WHAT TO WORK ON:
Repeat every line below exactly as it reads.

RECORDS:

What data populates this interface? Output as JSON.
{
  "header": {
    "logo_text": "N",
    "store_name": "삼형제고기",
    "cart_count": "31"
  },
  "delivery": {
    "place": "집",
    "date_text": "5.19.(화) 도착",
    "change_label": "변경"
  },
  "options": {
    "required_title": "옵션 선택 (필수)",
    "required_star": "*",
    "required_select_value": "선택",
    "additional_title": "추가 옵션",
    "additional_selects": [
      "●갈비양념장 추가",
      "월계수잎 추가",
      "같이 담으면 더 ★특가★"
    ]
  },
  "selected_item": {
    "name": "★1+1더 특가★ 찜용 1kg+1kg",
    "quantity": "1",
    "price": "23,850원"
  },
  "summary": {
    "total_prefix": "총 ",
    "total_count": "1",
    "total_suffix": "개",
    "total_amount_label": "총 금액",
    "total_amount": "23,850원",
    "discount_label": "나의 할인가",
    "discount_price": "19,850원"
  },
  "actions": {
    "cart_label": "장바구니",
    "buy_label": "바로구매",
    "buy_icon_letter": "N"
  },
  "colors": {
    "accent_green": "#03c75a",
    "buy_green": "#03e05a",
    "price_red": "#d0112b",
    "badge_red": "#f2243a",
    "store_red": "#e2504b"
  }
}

EXERCISE SOLUTION:
What data populates this interface? Output as JSON.
{
  "header": {
    "logo_text": "N",
    "store_name": "삼형제고기",
    "cart_count": "31"
  },
  "delivery": {
    "place": "집",
    "date_text": "5.19.(화) 도착",
    "change_label": "변경"
  },
  "options": {
    "required_title": "옵션 선택 (필수)",
    "required_star": "*",
    "required_select_value": "선택",
    "additional_title": "추가 옵션",
    "additional_selects": [
      "●갈비양념장 추가",
      "월계수잎 추가",
      "같이 담으면 더 ★특가★"
    ]
  },
  "selected_item": {
    "name": "★1+1더 특가★ 찜용 1kg+1kg",
    "quantity": "1",
    "price": "23,850원"
  },
  "summary": {
    "total_prefix": "총 ",
    "total_count": "1",
    "total_suffix": "개",
    "total_amount_label": "총 금액",
    "total_amount": "23,850원",
    "discount_label": "나의 할인가",
    "discount_price": "19,850원"
  },
  "actions": {
    "cart_label": "장바구니",
    "buy_label": "바로구매",
    "buy_icon_letter": "N"
  },
  "colors": {
    "accent_green": "#03c75a",
    "buy_green": "#03e05a",
    "price_red": "#d0112b",
    "badge_red": "#f2243a",
    "store_red": "#e2504b"
  }
}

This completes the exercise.